───── Records to process ─────

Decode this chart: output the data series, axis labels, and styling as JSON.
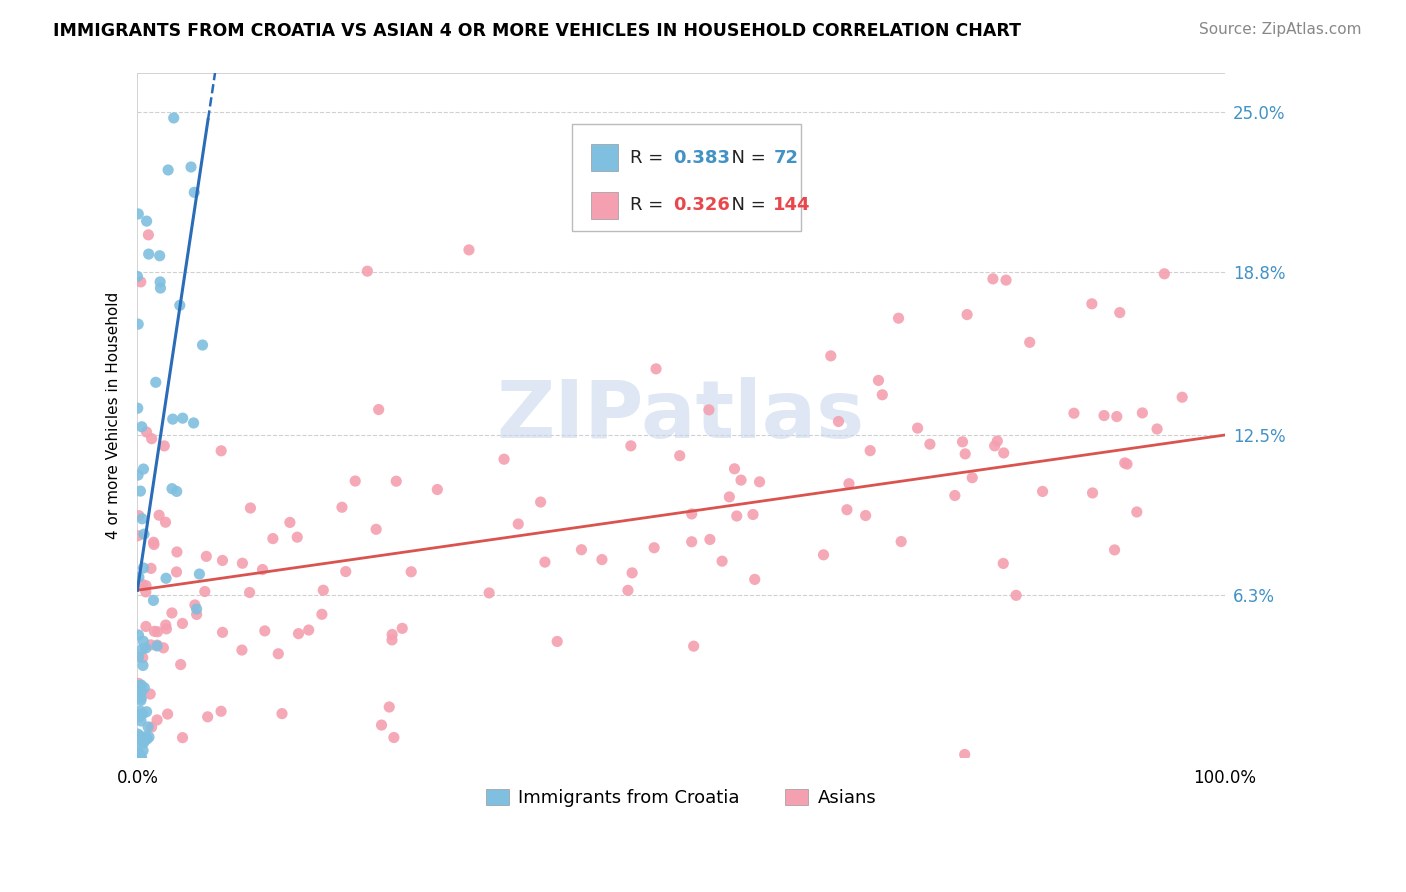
{
  "title": "IMMIGRANTS FROM CROATIA VS ASIAN 4 OR MORE VEHICLES IN HOUSEHOLD CORRELATION CHART",
  "source": "Source: ZipAtlas.com",
  "ylabel": "4 or more Vehicles in Household",
  "ytick_labels": [
    "6.3%",
    "12.5%",
    "18.8%",
    "25.0%"
  ],
  "ytick_values": [
    0.063,
    0.125,
    0.188,
    0.25
  ],
  "xlim": [
    0.0,
    1.0
  ],
  "ylim": [
    0.0,
    0.265
  ],
  "croatia_scatter_color": "#7fbfdf",
  "asia_scatter_color": "#f4a0b0",
  "croatia_line_color": "#2b6cb8",
  "asia_line_color": "#d9534f",
  "grid_color": "#d0d0d0",
  "watermark_text": "ZIPatlas",
  "legend_R1": "0.383",
  "legend_N1": "72",
  "legend_R2": "0.326",
  "legend_N2": "144",
  "legend_label1": "Immigrants from Croatia",
  "legend_label2": "Asians",
  "legend_num_color1": "#4292c6",
  "legend_num_color2": "#e8474c",
  "right_axis_color": "#4292c6"
}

─────

#### [Do this]
Transcribe the material exactly, leaving every picture out.

#### [Response to the exercise]
Decode this chart: output the data series, axis labels, and styling as JSON.
{
  "title": "IMMIGRANTS FROM CROATIA VS ASIAN 4 OR MORE VEHICLES IN HOUSEHOLD CORRELATION CHART",
  "source": "Source: ZipAtlas.com",
  "ylabel": "4 or more Vehicles in Household",
  "ytick_labels": [
    "6.3%",
    "12.5%",
    "18.8%",
    "25.0%"
  ],
  "ytick_values": [
    0.063,
    0.125,
    0.188,
    0.25
  ],
  "xlim": [
    0.0,
    1.0
  ],
  "ylim": [
    0.0,
    0.265
  ],
  "croatia_scatter_color": "#7fbfdf",
  "asia_scatter_color": "#f4a0b0",
  "croatia_line_color": "#2b6cb8",
  "asia_line_color": "#d9534f",
  "grid_color": "#d0d0d0",
  "watermark_text": "ZIPatlas",
  "legend_R1": "0.383",
  "legend_N1": "72",
  "legend_R2": "0.326",
  "legend_N2": "144",
  "legend_label1": "Immigrants from Croatia",
  "legend_label2": "Asians",
  "legend_num_color1": "#4292c6",
  "legend_num_color2": "#e8474c",
  "right_axis_color": "#4292c6"
}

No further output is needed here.